— Exercise directions —
Pick every line from the data below that contains the string "time" and copy it.

— Information provided —
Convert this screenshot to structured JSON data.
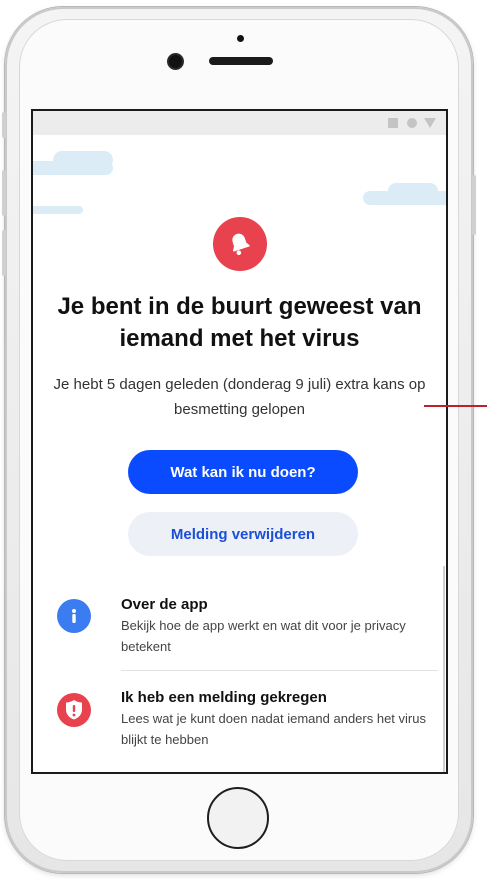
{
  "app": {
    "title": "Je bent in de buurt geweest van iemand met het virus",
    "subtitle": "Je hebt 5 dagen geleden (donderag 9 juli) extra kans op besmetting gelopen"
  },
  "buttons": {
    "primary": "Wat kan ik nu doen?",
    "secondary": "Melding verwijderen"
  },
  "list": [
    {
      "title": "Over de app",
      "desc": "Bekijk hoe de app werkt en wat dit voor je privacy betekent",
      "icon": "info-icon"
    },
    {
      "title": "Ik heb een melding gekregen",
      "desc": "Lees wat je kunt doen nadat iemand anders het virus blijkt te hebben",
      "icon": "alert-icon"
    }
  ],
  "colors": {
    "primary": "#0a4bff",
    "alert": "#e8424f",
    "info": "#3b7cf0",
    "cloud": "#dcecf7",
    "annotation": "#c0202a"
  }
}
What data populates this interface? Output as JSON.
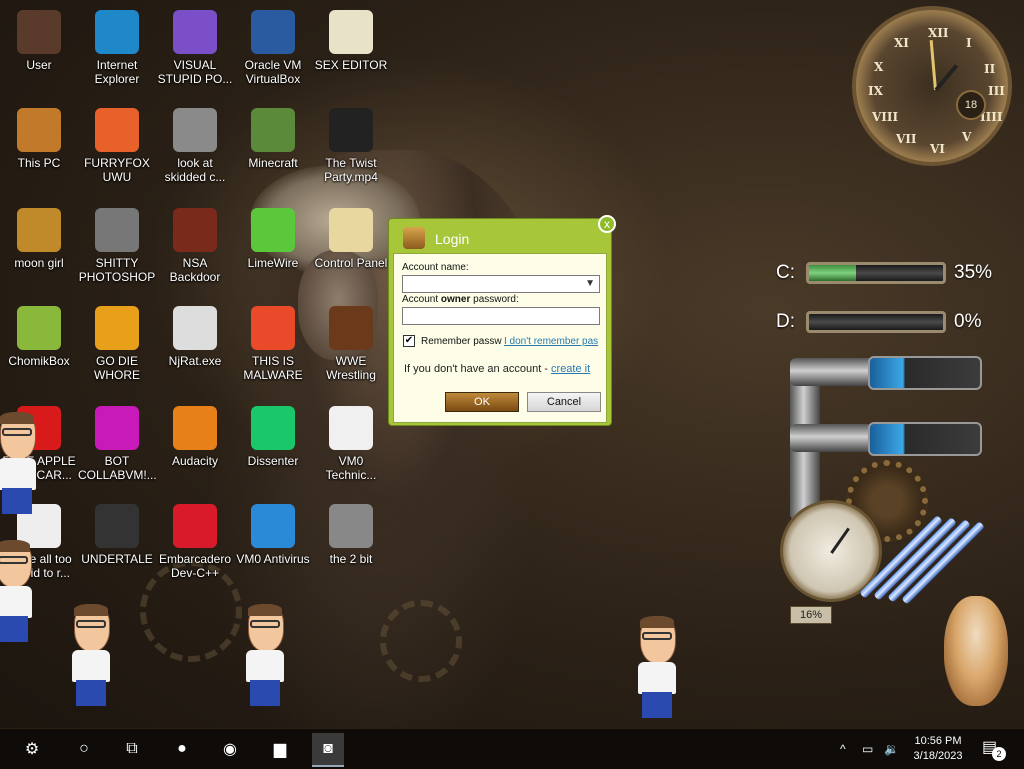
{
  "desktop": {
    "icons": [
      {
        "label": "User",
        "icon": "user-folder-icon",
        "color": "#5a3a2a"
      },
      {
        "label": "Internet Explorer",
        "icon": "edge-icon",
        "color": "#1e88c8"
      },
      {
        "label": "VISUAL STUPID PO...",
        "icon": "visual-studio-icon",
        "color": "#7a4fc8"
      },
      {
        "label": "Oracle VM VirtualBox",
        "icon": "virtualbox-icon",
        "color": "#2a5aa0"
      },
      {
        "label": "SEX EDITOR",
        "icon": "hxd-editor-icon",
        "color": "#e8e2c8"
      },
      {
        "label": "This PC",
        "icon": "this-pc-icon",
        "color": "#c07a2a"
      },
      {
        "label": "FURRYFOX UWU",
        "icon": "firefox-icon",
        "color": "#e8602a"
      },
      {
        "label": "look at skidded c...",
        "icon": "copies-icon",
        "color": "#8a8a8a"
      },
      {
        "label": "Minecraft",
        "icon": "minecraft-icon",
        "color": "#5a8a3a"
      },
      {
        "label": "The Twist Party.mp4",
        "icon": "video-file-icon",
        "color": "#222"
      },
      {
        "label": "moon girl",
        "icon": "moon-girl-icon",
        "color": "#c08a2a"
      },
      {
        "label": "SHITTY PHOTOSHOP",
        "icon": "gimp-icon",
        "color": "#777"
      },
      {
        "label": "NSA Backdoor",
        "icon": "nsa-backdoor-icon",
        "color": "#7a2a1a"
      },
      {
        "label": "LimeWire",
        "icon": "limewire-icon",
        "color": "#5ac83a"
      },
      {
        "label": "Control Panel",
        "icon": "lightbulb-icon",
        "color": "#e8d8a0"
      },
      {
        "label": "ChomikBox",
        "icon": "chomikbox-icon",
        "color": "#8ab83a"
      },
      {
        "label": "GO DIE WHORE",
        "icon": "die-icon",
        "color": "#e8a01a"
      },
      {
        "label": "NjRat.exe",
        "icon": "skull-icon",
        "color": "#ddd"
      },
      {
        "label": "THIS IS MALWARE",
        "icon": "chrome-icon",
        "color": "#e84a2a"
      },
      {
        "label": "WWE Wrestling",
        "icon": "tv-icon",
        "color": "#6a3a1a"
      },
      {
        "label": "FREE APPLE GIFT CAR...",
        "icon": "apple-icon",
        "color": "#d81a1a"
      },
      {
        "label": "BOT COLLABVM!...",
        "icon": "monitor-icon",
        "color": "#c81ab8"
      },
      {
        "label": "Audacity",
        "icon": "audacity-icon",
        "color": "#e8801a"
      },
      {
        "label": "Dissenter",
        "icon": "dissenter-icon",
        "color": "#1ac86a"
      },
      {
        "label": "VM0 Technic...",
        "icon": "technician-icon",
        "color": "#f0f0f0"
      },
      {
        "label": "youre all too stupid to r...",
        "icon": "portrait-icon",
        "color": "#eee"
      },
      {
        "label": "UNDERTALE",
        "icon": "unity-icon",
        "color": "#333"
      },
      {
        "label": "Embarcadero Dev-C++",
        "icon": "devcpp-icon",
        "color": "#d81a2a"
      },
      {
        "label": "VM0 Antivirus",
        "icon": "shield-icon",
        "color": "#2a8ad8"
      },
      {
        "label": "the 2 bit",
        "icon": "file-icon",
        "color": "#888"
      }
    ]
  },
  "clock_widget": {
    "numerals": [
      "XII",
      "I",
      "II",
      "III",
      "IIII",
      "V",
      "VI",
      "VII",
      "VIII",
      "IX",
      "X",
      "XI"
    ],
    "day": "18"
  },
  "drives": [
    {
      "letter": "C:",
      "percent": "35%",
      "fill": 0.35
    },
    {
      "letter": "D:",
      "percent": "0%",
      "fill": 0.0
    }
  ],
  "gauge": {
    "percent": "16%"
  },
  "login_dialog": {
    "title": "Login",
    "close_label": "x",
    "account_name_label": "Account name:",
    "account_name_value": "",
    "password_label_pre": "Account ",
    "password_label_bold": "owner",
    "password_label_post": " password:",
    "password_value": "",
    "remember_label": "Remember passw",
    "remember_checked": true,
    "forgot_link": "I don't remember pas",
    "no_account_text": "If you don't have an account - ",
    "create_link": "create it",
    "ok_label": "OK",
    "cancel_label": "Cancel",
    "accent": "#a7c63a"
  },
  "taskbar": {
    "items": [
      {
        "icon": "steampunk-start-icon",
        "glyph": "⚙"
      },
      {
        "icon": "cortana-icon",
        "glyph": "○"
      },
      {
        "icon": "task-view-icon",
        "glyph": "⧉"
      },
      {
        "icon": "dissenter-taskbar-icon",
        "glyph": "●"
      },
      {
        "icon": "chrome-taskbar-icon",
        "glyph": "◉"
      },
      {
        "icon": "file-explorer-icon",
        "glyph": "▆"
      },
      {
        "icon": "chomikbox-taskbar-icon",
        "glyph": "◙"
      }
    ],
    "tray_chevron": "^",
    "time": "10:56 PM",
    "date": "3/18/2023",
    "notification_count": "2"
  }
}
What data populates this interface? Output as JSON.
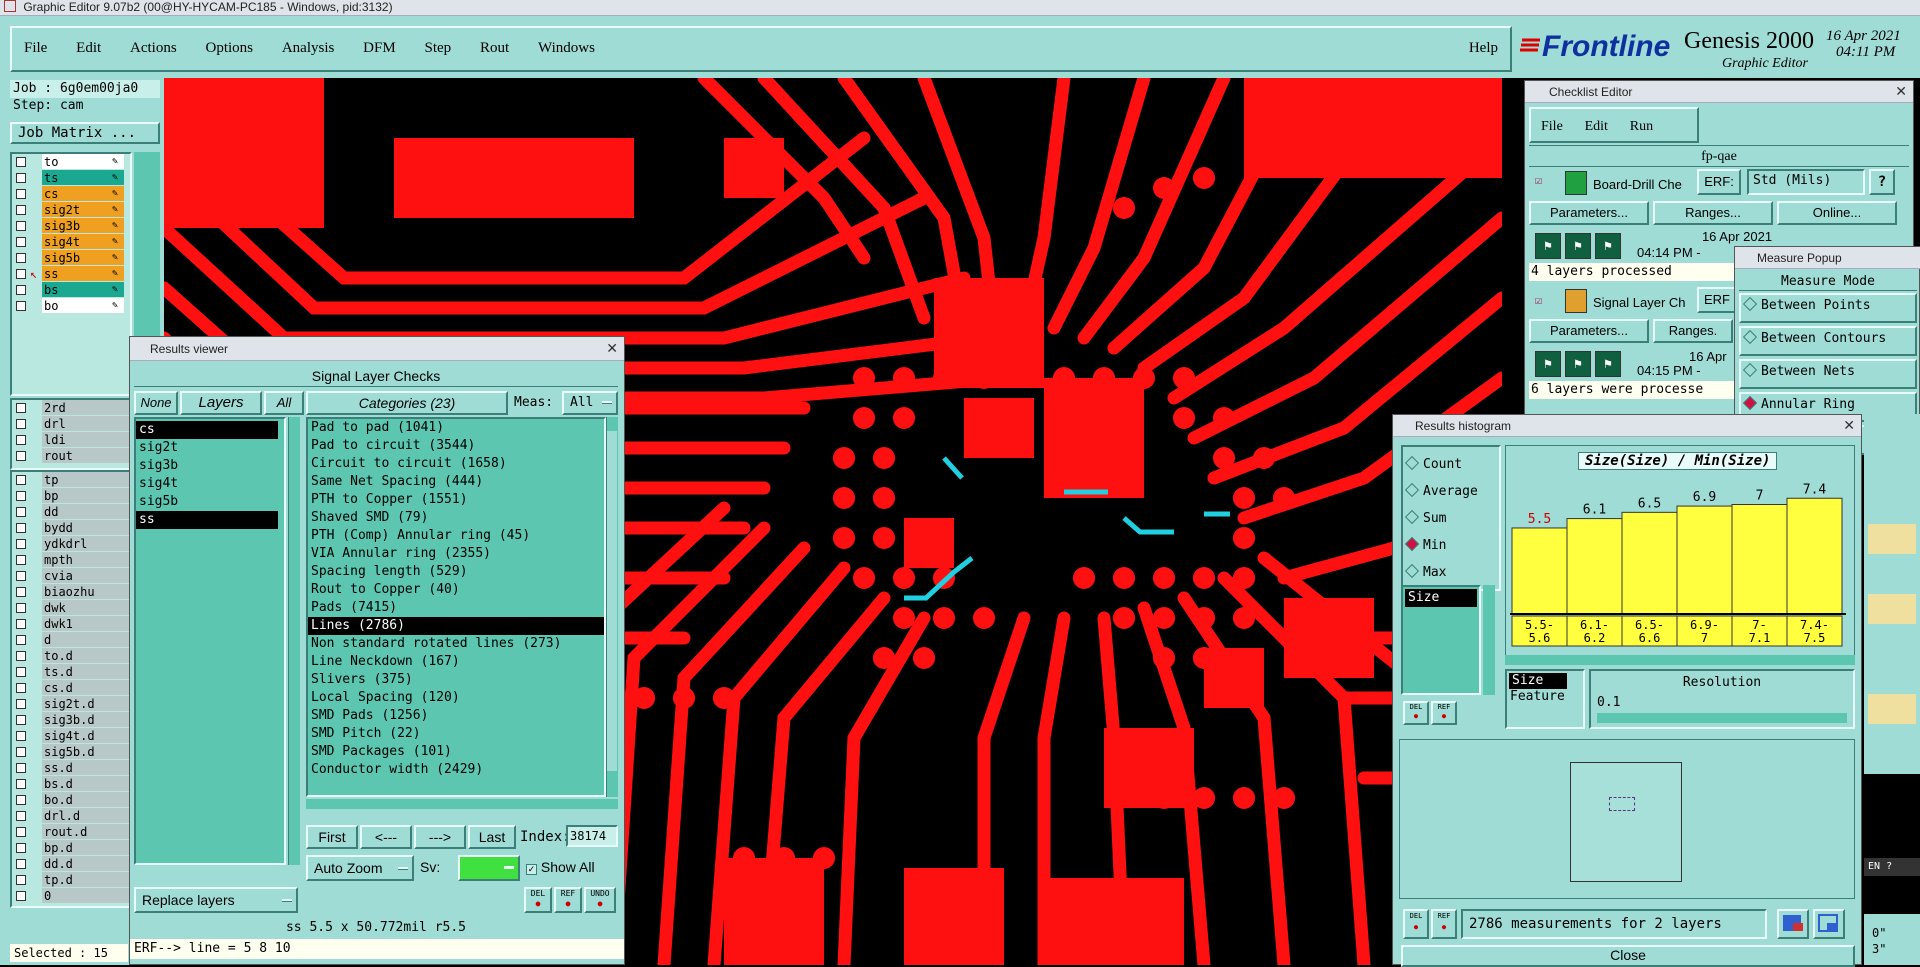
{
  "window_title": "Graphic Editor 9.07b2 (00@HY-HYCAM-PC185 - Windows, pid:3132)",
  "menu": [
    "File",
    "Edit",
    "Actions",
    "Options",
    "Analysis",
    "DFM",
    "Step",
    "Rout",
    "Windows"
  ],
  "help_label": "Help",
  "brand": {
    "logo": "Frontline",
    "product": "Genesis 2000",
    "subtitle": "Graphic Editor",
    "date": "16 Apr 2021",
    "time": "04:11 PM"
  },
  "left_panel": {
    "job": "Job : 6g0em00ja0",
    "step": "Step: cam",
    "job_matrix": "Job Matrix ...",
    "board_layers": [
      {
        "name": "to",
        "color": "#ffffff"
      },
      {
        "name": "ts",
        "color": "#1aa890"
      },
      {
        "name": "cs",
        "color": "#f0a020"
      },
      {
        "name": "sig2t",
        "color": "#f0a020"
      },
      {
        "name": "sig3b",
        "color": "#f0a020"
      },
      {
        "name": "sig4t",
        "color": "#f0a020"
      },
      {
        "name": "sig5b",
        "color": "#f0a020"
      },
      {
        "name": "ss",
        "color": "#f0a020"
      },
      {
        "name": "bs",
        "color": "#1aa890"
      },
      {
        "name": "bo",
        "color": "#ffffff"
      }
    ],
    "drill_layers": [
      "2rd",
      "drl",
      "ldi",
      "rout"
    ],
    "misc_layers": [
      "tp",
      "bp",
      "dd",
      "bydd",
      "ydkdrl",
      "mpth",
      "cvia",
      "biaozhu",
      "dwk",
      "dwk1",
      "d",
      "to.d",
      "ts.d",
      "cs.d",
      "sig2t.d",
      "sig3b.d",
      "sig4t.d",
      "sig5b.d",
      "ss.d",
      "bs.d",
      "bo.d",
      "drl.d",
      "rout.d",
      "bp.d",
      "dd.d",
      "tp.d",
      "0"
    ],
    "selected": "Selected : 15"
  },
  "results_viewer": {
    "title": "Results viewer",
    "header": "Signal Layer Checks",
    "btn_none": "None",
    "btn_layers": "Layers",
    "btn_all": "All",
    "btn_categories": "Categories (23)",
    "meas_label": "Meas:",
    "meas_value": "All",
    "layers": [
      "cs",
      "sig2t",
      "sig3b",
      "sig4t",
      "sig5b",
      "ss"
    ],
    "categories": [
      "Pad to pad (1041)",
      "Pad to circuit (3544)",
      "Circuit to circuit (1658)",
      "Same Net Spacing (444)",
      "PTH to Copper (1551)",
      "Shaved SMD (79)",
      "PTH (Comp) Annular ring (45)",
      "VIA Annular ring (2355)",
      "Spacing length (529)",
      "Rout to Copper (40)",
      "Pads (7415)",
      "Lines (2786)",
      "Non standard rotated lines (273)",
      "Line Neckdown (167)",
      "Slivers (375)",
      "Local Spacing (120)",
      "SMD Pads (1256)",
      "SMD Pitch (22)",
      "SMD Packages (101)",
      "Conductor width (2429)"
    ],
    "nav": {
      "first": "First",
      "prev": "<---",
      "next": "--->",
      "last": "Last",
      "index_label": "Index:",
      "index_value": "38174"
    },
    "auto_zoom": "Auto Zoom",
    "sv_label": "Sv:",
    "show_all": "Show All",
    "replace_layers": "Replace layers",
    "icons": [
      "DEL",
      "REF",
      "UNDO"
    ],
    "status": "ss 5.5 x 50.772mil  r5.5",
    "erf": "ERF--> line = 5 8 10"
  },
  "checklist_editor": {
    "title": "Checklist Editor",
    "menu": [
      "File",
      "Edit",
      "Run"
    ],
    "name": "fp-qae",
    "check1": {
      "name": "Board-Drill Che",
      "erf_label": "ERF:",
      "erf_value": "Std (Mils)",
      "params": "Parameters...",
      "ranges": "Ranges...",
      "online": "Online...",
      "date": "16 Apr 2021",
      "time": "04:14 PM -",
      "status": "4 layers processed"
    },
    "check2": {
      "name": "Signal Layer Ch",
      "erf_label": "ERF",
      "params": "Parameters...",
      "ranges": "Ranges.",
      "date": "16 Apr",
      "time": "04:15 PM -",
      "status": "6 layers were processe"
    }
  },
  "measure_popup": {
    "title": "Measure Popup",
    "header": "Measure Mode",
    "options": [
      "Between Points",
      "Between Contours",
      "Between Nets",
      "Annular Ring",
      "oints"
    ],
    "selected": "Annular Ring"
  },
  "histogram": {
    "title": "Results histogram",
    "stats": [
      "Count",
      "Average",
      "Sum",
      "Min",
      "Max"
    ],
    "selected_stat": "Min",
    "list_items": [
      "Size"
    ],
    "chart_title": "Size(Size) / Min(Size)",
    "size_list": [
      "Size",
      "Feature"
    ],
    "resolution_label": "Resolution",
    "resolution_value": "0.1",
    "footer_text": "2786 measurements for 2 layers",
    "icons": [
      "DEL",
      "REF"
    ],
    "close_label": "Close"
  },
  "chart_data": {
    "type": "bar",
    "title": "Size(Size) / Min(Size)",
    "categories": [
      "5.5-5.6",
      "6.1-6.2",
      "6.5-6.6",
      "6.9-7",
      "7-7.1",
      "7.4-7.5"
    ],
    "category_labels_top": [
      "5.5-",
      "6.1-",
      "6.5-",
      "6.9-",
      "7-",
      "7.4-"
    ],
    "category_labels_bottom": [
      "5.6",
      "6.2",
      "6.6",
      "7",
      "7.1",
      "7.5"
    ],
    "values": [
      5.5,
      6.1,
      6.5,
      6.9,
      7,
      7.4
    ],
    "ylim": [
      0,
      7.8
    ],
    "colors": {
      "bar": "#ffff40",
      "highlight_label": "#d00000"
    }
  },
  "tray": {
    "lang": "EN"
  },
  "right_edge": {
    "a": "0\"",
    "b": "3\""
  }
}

— Task answer —
    "time": "10:56 PM",
    "time": "04:11 PM"
      "time": "04:14 PM -",
      "time": "04:15 PM -",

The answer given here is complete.